Work instructions => Collect each line of the records containing the string "this".

-- BEGIN --

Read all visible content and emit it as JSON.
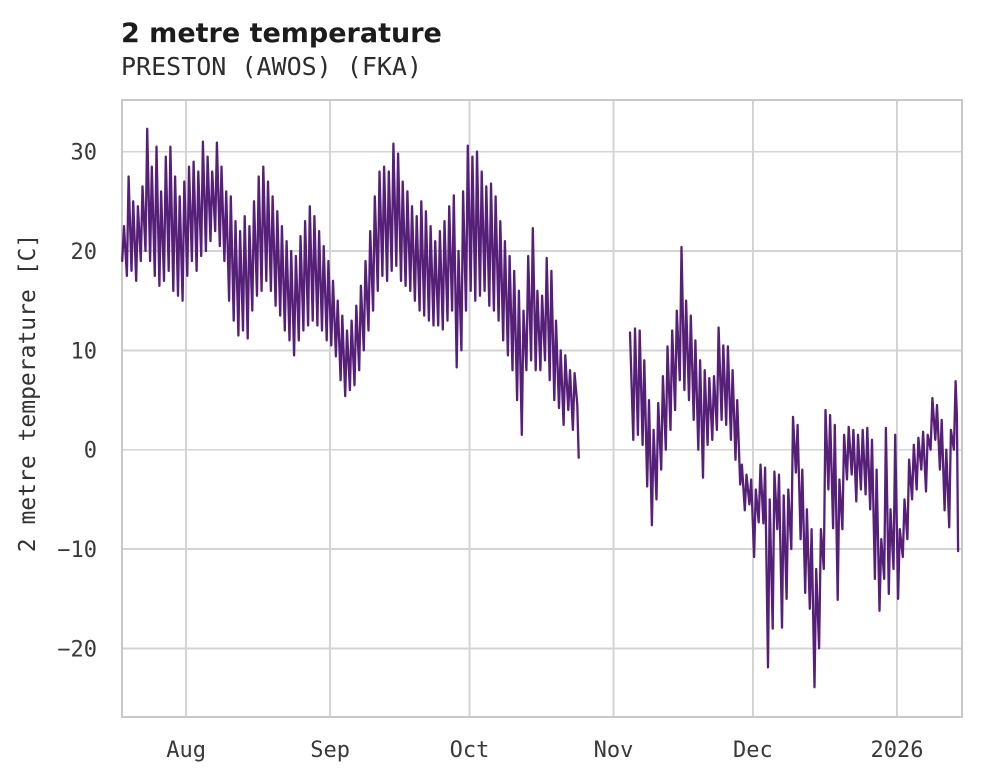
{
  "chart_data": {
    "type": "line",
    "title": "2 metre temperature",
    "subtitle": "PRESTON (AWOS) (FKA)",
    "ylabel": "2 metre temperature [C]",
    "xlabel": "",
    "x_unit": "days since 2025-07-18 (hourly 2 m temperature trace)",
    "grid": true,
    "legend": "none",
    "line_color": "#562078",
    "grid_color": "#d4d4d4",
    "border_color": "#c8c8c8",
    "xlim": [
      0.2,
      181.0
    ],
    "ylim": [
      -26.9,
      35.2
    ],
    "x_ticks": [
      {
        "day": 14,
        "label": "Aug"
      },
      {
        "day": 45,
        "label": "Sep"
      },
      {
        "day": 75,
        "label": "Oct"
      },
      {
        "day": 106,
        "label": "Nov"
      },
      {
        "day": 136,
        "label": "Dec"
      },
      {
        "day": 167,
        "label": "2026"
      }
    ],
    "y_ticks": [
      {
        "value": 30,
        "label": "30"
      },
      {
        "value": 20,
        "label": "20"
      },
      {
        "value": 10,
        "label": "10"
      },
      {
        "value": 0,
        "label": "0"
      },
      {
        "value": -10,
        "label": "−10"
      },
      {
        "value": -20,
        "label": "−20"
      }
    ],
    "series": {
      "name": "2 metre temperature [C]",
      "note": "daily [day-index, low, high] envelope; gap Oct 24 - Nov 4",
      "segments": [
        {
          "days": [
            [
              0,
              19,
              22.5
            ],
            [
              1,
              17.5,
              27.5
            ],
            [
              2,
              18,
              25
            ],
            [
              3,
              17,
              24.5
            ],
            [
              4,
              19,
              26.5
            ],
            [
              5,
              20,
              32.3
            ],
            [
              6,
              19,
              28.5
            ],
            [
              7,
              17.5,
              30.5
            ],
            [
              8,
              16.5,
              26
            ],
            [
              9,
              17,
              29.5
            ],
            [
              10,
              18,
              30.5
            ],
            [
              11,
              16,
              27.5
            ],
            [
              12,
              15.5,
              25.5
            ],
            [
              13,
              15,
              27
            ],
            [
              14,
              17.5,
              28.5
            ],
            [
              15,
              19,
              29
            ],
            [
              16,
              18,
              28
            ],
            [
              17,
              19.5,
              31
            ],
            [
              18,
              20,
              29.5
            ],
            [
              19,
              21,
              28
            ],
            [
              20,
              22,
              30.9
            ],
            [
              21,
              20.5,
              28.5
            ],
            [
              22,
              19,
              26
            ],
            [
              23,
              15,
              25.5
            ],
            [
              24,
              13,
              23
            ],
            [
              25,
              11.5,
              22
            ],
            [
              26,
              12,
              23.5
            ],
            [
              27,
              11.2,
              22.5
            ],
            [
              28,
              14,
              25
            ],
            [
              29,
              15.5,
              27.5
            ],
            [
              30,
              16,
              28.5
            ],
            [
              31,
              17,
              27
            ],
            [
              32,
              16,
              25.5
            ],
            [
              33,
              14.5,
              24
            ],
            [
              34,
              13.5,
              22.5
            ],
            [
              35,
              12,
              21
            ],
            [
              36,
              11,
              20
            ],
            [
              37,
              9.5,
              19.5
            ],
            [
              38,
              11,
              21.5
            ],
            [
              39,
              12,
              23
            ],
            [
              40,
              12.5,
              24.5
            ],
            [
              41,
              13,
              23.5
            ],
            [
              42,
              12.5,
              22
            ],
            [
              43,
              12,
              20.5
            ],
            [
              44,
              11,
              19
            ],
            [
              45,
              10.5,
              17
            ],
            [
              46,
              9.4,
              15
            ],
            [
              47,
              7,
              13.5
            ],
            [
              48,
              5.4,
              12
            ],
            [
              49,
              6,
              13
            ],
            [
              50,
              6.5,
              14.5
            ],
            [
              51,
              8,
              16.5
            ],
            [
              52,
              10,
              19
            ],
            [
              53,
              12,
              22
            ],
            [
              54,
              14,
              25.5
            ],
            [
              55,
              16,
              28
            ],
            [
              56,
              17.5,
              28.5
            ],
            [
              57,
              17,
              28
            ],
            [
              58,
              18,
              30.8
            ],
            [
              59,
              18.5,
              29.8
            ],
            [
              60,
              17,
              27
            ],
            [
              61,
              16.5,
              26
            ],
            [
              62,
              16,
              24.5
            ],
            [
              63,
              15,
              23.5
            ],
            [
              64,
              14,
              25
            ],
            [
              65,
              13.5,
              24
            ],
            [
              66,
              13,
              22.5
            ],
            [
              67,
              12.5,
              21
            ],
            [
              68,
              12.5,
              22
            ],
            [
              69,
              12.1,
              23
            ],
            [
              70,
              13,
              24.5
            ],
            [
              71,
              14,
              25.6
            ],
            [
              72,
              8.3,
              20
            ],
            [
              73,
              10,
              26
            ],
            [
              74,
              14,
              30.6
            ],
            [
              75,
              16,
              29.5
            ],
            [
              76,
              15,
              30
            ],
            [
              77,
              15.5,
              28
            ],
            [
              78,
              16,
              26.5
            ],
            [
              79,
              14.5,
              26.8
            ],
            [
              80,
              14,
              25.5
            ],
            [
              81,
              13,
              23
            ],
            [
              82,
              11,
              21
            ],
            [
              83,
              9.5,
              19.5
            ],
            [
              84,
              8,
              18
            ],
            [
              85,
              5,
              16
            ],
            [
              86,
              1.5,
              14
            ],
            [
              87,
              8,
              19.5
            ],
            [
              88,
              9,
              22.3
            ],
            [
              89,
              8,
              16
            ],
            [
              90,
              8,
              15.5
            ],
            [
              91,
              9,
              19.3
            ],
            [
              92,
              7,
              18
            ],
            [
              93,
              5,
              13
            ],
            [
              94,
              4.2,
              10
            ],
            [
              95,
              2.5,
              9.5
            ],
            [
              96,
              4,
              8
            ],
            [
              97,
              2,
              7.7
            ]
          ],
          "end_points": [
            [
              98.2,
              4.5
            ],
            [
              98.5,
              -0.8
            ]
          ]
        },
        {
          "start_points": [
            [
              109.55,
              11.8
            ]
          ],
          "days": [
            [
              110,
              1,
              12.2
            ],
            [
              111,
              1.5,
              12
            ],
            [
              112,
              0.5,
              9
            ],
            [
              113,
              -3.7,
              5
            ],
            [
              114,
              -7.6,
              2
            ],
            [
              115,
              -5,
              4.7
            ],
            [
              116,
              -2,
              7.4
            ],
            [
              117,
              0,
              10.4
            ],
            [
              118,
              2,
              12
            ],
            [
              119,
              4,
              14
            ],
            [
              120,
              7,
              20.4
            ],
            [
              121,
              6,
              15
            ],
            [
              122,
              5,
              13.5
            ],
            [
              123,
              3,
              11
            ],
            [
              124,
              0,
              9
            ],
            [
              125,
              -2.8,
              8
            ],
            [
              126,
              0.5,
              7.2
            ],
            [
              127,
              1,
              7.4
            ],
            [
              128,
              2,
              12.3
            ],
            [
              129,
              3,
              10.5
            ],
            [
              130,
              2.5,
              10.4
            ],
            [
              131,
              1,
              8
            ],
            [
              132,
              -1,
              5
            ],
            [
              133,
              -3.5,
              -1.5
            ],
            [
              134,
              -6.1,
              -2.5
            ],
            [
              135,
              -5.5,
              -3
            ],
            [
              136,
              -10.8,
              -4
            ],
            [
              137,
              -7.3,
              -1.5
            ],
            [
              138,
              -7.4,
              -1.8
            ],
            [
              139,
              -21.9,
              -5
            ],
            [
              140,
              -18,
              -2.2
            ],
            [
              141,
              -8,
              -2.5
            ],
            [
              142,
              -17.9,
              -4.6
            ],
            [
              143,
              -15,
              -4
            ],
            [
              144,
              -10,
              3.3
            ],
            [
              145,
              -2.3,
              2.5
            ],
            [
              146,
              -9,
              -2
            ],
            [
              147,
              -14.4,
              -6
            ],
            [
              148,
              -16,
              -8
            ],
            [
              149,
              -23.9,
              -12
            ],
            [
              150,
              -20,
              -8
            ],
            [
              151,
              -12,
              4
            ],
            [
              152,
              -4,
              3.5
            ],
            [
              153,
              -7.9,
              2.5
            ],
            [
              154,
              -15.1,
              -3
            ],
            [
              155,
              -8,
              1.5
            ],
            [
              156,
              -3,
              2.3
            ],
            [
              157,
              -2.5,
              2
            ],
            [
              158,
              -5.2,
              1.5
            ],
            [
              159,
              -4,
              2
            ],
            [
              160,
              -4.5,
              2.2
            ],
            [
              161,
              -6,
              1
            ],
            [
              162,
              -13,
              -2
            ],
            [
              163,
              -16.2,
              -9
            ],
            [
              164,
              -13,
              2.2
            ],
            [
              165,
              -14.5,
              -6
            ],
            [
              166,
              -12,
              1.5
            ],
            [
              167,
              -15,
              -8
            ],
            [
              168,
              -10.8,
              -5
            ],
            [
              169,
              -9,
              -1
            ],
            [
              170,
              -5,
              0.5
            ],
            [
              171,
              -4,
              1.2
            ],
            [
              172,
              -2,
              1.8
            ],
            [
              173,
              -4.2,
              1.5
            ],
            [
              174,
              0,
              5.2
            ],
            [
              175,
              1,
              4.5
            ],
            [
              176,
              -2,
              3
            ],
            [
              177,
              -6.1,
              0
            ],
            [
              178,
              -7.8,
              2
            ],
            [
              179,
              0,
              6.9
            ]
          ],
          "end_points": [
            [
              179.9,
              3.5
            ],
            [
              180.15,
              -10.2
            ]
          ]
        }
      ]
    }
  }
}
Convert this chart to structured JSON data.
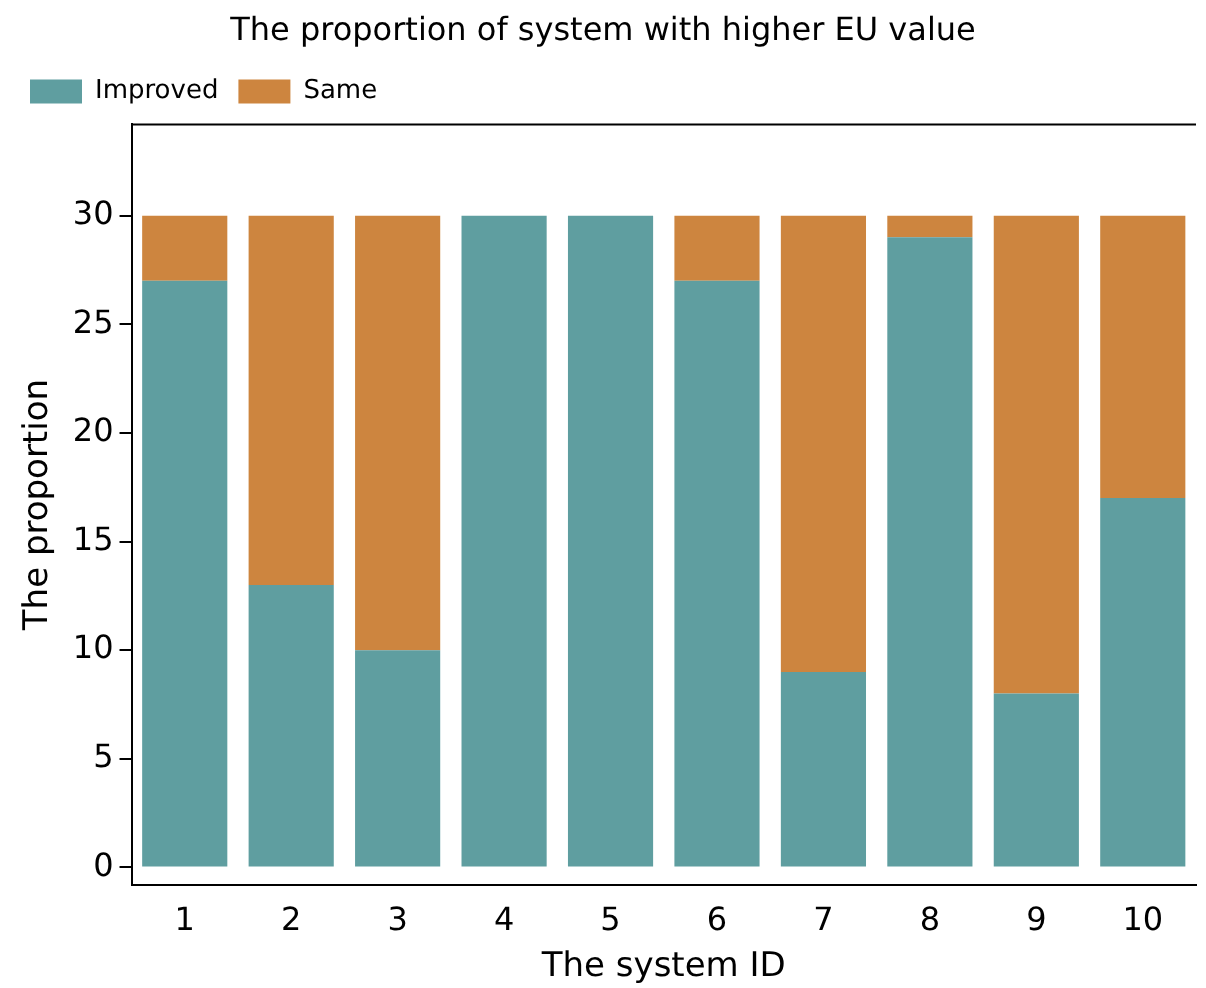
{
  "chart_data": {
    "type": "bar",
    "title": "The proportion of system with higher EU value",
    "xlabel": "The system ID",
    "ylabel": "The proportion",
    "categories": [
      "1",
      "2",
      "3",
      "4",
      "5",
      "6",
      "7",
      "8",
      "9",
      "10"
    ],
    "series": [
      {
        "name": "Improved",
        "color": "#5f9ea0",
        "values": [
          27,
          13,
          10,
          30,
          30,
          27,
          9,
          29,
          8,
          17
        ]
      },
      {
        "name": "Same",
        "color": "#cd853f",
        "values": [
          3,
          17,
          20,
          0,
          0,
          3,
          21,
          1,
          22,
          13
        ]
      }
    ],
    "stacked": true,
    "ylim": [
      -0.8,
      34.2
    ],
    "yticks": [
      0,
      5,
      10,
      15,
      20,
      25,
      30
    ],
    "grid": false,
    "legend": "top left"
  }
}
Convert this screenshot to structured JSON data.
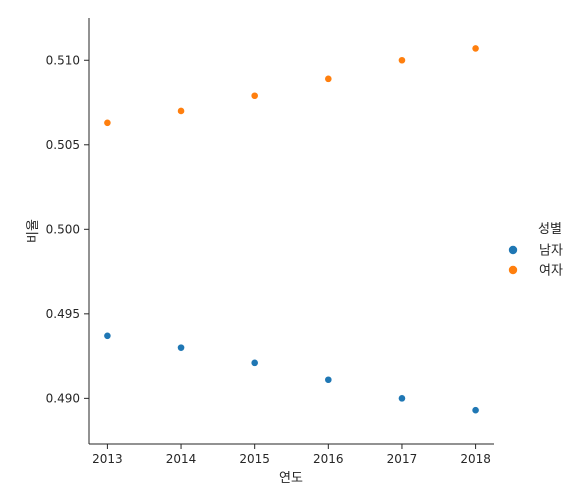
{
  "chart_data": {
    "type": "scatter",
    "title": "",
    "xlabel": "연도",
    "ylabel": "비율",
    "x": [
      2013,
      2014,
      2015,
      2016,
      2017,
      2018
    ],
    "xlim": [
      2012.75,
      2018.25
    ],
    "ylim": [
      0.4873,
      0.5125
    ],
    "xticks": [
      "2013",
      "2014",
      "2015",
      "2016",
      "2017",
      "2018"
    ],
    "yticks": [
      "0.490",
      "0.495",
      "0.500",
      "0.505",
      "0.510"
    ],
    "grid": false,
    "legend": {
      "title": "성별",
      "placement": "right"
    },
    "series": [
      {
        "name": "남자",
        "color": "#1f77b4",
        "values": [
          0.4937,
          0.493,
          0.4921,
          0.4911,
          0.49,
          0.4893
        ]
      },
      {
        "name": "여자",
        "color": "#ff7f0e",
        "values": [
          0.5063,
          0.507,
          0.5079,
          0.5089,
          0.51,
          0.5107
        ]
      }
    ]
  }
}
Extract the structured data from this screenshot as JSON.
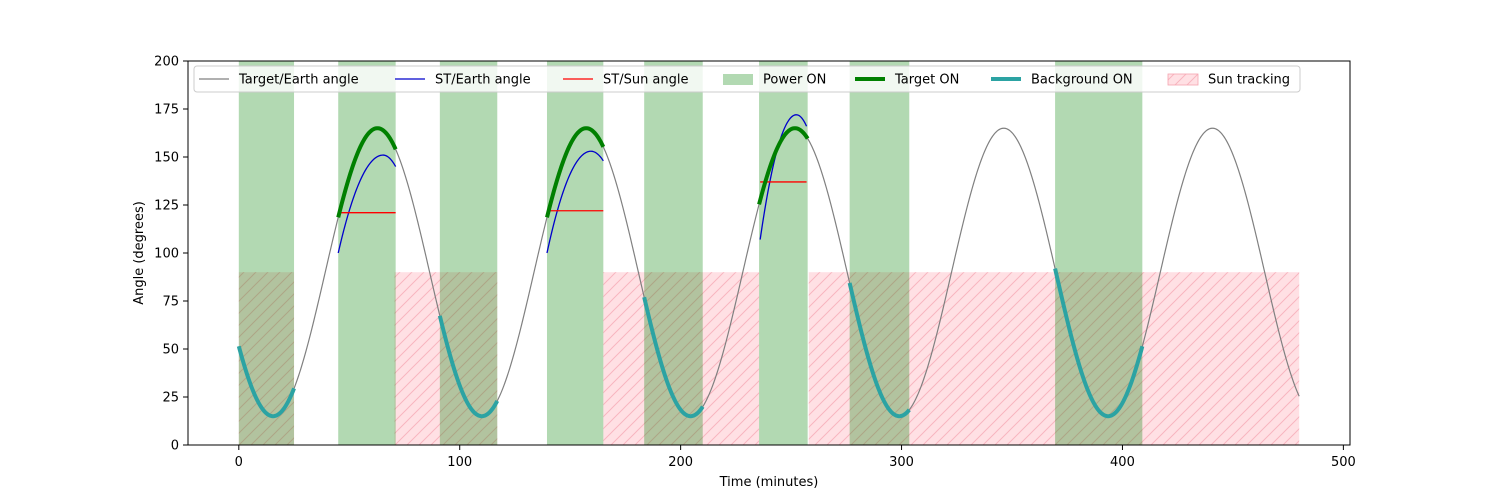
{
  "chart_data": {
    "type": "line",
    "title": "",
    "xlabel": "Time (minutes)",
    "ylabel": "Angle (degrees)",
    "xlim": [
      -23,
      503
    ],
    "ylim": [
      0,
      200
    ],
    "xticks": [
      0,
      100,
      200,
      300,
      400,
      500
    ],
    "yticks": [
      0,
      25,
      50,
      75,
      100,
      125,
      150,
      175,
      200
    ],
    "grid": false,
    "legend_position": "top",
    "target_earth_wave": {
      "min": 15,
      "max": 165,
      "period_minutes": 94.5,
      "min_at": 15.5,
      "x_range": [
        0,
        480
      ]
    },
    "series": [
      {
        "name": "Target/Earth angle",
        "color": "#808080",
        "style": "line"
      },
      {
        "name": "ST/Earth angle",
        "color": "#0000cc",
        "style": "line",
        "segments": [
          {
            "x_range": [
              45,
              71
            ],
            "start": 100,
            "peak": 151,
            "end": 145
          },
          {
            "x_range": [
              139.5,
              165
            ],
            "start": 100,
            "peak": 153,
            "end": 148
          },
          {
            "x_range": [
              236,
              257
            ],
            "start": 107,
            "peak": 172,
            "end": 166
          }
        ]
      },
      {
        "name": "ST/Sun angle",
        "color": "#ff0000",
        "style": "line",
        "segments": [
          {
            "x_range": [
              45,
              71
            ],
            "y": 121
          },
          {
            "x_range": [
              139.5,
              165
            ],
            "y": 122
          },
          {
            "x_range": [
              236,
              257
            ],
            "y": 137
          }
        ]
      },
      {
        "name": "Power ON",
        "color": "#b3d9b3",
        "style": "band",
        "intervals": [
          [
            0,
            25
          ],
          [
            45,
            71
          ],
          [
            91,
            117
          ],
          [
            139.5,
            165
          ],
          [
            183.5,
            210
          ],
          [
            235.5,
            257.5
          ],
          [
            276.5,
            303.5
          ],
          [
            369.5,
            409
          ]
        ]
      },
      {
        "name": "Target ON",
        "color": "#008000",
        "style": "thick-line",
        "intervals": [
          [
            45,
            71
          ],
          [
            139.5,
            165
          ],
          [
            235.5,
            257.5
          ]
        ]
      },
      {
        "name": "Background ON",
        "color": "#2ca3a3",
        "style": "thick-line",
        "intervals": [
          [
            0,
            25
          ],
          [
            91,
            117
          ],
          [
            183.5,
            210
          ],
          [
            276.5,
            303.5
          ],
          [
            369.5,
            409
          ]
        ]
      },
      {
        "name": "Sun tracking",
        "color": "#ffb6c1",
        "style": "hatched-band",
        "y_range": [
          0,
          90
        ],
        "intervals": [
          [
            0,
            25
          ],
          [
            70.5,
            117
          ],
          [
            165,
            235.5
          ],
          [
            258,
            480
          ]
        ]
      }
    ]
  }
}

-- END --

Exercise solution =>
Convert this chart to structured JSON data.
Convert this screenshot to structured JSON data.
Extract the structured data from this screenshot as JSON.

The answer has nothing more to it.